## Required work:
Recast every line of the rows below as a Markdown table with the columns "Line No." and "Row Text," skipping any blank lines.

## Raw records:
Start

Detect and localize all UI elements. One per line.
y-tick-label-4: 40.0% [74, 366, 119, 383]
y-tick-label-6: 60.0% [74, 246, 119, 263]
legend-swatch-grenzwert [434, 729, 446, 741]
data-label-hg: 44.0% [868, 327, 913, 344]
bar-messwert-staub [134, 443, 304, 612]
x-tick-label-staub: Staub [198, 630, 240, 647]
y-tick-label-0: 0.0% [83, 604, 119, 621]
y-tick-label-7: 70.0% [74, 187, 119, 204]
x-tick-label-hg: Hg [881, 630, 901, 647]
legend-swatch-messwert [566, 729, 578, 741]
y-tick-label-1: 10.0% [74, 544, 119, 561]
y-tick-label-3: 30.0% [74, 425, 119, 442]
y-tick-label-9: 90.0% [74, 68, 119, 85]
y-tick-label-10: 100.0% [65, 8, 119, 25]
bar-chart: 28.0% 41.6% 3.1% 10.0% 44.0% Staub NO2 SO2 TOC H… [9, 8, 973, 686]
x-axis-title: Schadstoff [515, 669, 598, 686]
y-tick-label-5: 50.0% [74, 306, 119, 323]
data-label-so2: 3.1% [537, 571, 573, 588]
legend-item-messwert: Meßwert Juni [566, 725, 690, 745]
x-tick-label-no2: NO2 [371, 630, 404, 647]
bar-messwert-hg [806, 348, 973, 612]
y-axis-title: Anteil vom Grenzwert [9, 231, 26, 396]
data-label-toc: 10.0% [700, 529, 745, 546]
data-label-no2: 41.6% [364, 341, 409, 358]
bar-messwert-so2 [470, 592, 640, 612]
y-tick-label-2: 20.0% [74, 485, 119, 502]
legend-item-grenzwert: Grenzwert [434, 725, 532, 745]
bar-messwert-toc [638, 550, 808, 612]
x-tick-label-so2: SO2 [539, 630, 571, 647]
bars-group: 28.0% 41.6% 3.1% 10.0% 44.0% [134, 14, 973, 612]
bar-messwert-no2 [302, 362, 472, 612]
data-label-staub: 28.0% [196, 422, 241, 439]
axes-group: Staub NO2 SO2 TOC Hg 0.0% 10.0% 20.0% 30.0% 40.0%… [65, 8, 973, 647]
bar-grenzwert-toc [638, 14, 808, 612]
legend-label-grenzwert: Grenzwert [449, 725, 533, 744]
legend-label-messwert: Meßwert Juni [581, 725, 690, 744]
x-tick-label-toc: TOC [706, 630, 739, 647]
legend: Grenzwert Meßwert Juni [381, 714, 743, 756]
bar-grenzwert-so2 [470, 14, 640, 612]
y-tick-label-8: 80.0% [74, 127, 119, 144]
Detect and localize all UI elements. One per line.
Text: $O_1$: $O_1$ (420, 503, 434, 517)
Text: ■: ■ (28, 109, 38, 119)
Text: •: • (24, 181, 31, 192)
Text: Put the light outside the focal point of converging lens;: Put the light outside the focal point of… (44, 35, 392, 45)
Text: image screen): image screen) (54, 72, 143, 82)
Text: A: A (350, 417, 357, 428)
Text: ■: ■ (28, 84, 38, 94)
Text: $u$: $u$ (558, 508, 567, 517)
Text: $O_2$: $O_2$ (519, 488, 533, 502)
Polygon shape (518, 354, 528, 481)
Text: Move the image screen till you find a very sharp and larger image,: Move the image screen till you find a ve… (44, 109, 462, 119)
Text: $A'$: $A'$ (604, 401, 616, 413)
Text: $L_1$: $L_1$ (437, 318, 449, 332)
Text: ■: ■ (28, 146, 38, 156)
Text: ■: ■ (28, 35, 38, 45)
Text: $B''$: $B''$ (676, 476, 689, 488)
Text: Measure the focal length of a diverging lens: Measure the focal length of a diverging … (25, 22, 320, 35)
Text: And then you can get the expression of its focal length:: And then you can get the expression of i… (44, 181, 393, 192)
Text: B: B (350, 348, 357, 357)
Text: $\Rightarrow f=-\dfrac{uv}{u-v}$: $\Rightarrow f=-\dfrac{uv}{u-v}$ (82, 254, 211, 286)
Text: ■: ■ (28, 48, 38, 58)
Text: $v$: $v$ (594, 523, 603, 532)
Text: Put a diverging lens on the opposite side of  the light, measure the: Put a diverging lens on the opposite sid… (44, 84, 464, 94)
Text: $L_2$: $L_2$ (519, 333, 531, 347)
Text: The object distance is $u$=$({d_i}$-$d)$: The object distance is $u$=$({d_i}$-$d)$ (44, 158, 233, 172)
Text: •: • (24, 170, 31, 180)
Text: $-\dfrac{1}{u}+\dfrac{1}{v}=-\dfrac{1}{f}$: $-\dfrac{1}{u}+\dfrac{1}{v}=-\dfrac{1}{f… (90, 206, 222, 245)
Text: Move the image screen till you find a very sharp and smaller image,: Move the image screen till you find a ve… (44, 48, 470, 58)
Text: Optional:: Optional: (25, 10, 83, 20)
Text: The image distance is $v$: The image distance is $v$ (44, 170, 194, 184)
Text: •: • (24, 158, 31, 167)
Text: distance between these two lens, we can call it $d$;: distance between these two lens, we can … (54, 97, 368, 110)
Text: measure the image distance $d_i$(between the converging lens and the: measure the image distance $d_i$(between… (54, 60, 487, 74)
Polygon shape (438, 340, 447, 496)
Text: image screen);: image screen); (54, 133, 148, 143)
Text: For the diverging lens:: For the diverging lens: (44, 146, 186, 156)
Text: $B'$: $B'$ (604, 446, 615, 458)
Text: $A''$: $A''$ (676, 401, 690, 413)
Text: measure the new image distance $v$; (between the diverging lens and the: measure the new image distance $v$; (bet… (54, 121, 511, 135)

End

## Task solution:
| Line No. | Row Text |
|---|---|
| 1 | Detect and localize all UI elements. One per line. |
| 2 | y-tick-label-4: 40.0% [74, 366, 119, 383] |
| 3 | y-tick-label-6: 60.0% [74, 246, 119, 263] |
| 4 | legend-swatch-grenzwert [434, 729, 446, 741] |
| 5 | data-label-hg: 44.0% [868, 327, 913, 344] |
| 6 | bar-messwert-staub [134, 443, 304, 612] |
| 7 | x-tick-label-staub: Staub [198, 630, 240, 647] |
| 8 | y-tick-label-0: 0.0% [83, 604, 119, 621] |
| 9 | y-tick-label-7: 70.0% [74, 187, 119, 204] |
| 10 | x-tick-label-hg: Hg [881, 630, 901, 647] |
| 11 | legend-swatch-messwert [566, 729, 578, 741] |
| 12 | y-tick-label-1: 10.0% [74, 544, 119, 561] |
| 13 | y-tick-label-3: 30.0% [74, 425, 119, 442] |
| 14 | y-tick-label-9: 90.0% [74, 68, 119, 85] |
| 15 | y-tick-label-10: 100.0% [65, 8, 119, 25] |
| 16 | bar-chart: 28.0% 41.6% 3.1% 10.0% 44.0% Staub NO2 SO2 TOC H… [9, 8, 973, 686] |
| 17 | x-axis-title: Schadstoff [515, 669, 598, 686] |
| 18 | y-tick-label-5: 50.0% [74, 306, 119, 323] |
| 19 | data-label-so2: 3.1% [537, 571, 573, 588] |
| 20 | legend-item-messwert: Meßwert Juni [566, 725, 690, 745] |
| 21 | x-tick-label-no2: NO2 [371, 630, 404, 647] |
| 22 | bar-messwert-hg [806, 348, 973, 612] |
| 23 | y-axis-title: Anteil vom Grenzwert [9, 231, 26, 396] |
| 24 | data-label-toc: 10.0% [700, 529, 745, 546] |
| 25 | data-label-no2: 41.6% [364, 341, 409, 358] |
| 26 | bar-messwert-so2 [470, 592, 640, 612] |
| 27 | y-tick-label-2: 20.0% [74, 485, 119, 502] |
| 28 | legend-item-grenzwert: Grenzwert [434, 725, 532, 745] |
| 29 | bar-messwert-toc [638, 550, 808, 612] |
| 30 | x-tick-label-so2: SO2 [539, 630, 571, 647] |
| 31 | bars-group: 28.0% 41.6% 3.1% 10.0% 44.0% [134, 14, 973, 612] |
| 32 | bar-messwert-no2 [302, 362, 472, 612] |
| 33 | data-label-staub: 28.0% [196, 422, 241, 439] |
| 34 | axes-group: Staub NO2 SO2 TOC Hg 0.0% 10.0% 20.0% 30.0% 40.0%… [65, 8, 973, 647] |
| 35 | bar-grenzwert-toc [638, 14, 808, 612] |
| 36 | legend-label-grenzwert: Grenzwert [449, 725, 533, 744] |
| 37 | legend-label-messwert: Meßwert Juni [581, 725, 690, 744] |
| 38 | x-tick-label-toc: TOC [706, 630, 739, 647] |
| 39 | legend: Grenzwert Meßwert Juni [381, 714, 743, 756] |
| 40 | bar-grenzwert-so2 [470, 14, 640, 612] |
| 41 | y-tick-label-8: 80.0% [74, 127, 119, 144] |
| 42 | Detect and localize all UI elements. One per line. |
| 43 | Text: $O_1$: $O_1$ (420, 503, 434, 517) |
| 44 | Text: ■: ■ (28, 109, 38, 119) |
| 45 | Text: •: • (24, 181, 31, 192) |
| 46 | Text: Put the light outside the focal point of converging lens;: Put the light outside the focal point of… (44, 35, 392, 45) |
| 47 | Text: image screen): image screen) (54, 72, 143, 82) |
| 48 | Text: A: A (350, 417, 357, 428) |
| 49 | Text: ■: ■ (28, 84, 38, 94) |
| 50 | Text: $u$: $u$ (558, 508, 567, 517) |
| 51 | Text: $O_2$: $O_2$ (519, 488, 533, 502) |
| 52 | Polygon shape (518, 354, 528, 481) |
| 53 | Text: Move the image screen till you find a very sharp and larger image,: Move the image screen till you find a ve… (44, 109, 462, 119) |
| 54 | Text: $A'$: $A'$ (604, 401, 616, 413) |
| 55 | Text: $L_1$: $L_1$ (437, 318, 449, 332) |
| 56 | Text: ■: ■ (28, 146, 38, 156) |
| 57 | Text: ■: ■ (28, 35, 38, 45) |
| 58 | Text: $B''$: $B''$ (676, 476, 689, 488) |
| 59 | Text: Measure the focal length of a diverging lens: Measure the focal length of a diverging … (25, 22, 320, 35) |
| 60 | Text: And then you can get the expression of its focal length:: And then you can get the expression of i… (44, 181, 393, 192) |
| 61 | Text: B: B (350, 348, 357, 357) |
| 62 | Text: $\Rightarrow f=-\dfrac{uv}{u-v}$: $\Rightarrow f=-\dfrac{uv}{u-v}$ (82, 254, 211, 286) |
| 63 | Text: ■: ■ (28, 48, 38, 58) |
| 64 | Text: $v$: $v$ (594, 523, 603, 532) |
| 65 | Text: Put a diverging lens on the opposite side of  the light, measure the: Put a diverging lens on the opposite sid… (44, 84, 464, 94) |
| 66 | Text: $L_2$: $L_2$ (519, 333, 531, 347) |
| 67 | Text: The object distance is $u$=$({d_i}$-$d)$: The object distance is $u$=$({d_i}$-$d)$ (44, 158, 233, 172) |
| 68 | Text: •: • (24, 170, 31, 180) |
| 69 | Text: $-\dfrac{1}{u}+\dfrac{1}{v}=-\dfrac{1}{f}$: $-\dfrac{1}{u}+\dfrac{1}{v}=-\dfrac{1}{f… (90, 206, 222, 245) |
| 70 | Text: Move the image screen till you find a very sharp and smaller image,: Move the image screen till you find a ve… (44, 48, 470, 58) |
| 71 | Text: Optional:: Optional: (25, 10, 83, 20) |
| 72 | Text: The image distance is $v$: The image distance is $v$ (44, 170, 194, 184) |
| 73 | Text: •: • (24, 158, 31, 167) |
| 74 | Text: distance between these two lens, we can call it $d$;: distance between these two lens, we can … (54, 97, 368, 110) |
| 75 | Text: measure the image distance $d_i$(between the converging lens and the: measure the image distance $d_i$(between… (54, 60, 487, 74) |
| 76 | Polygon shape (438, 340, 447, 496) |
| 77 | Text: image screen);: image screen); (54, 133, 148, 143) |
| 78 | Text: For the diverging lens:: For the diverging lens: (44, 146, 186, 156) |
| 79 | Text: $B'$: $B'$ (604, 446, 615, 458) |
| 80 | Text: $A''$: $A''$ (676, 401, 690, 413) |
| 81 | Text: measure the new image distance $v$; (between the diverging lens and the: measure the new image distance $v$; (bet… (54, 121, 511, 135) |